- What is being asked
Look below. Copy each line that has "background" in it.

- Material shown
%%

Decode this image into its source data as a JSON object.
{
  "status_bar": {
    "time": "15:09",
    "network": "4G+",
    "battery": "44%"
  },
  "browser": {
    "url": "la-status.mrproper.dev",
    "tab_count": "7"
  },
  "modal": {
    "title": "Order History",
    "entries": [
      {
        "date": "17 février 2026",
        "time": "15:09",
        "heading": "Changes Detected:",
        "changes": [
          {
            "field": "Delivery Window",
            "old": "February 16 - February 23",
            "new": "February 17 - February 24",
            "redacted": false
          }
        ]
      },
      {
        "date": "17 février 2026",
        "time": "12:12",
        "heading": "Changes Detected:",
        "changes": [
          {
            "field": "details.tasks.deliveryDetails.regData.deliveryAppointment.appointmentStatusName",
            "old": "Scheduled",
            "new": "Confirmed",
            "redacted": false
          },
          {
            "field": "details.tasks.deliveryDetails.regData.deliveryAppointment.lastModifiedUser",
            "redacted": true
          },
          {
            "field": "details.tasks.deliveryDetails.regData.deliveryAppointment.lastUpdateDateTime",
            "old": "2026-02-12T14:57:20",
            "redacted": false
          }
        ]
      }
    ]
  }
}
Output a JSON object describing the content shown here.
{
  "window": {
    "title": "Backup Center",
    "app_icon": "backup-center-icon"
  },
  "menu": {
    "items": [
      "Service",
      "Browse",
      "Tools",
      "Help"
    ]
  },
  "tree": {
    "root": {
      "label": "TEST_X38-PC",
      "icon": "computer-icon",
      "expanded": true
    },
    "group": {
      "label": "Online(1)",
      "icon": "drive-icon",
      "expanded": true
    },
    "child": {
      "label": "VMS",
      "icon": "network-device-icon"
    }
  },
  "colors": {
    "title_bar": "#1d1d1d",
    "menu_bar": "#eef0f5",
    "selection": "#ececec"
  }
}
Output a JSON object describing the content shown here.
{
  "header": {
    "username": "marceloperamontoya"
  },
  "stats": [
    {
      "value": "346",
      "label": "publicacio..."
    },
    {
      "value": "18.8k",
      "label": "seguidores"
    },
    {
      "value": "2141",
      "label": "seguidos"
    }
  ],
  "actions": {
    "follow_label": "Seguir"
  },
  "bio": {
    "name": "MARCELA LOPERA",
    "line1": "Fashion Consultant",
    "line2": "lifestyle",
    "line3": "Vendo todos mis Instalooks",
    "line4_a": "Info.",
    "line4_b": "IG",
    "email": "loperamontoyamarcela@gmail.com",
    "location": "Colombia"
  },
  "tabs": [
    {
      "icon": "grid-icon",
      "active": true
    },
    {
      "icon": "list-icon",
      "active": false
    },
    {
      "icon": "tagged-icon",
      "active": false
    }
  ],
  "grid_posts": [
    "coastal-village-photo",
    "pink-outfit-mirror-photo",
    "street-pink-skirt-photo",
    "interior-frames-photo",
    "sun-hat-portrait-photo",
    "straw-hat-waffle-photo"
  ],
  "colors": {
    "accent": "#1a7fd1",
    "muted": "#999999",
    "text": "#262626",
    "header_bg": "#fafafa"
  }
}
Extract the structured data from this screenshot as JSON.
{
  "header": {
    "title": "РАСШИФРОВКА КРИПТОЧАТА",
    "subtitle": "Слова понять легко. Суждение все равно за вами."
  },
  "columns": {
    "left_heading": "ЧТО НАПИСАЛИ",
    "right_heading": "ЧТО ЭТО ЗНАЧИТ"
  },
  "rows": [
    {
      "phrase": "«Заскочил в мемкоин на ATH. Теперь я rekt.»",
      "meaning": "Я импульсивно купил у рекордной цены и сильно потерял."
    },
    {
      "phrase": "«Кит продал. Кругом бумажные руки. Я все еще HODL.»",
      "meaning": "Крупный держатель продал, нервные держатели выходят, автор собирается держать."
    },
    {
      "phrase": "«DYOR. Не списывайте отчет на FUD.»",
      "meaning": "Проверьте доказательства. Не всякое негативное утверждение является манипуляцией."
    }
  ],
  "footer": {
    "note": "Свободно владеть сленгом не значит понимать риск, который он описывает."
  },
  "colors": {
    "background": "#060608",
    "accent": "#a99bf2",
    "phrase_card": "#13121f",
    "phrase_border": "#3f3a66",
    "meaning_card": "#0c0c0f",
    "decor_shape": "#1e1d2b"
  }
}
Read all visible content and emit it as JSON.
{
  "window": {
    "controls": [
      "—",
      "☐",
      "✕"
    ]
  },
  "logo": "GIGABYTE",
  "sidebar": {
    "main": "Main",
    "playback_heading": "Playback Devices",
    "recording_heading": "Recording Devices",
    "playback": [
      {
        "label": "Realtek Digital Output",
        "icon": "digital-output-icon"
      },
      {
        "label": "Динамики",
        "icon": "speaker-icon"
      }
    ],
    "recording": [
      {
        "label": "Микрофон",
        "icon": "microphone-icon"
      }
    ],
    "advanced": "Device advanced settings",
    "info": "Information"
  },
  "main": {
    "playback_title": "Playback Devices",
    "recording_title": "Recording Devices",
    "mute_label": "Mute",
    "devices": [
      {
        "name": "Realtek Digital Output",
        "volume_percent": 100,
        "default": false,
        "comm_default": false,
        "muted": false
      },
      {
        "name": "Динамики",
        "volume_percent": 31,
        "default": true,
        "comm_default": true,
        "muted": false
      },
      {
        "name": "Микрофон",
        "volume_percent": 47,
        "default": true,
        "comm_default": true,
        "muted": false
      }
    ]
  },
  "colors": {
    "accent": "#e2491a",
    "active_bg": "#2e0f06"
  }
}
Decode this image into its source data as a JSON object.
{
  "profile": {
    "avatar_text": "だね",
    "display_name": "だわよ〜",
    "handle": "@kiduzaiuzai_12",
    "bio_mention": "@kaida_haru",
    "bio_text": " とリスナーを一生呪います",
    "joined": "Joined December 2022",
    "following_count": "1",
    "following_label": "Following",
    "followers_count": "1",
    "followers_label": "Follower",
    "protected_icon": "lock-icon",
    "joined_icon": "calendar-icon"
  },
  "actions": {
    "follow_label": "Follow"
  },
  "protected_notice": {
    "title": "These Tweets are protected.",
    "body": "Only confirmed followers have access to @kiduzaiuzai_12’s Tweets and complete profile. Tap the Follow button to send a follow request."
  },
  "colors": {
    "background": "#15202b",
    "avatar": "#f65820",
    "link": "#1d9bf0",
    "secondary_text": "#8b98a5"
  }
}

%%

- Reply
    "background": "#060608",
    "background": "#15202b",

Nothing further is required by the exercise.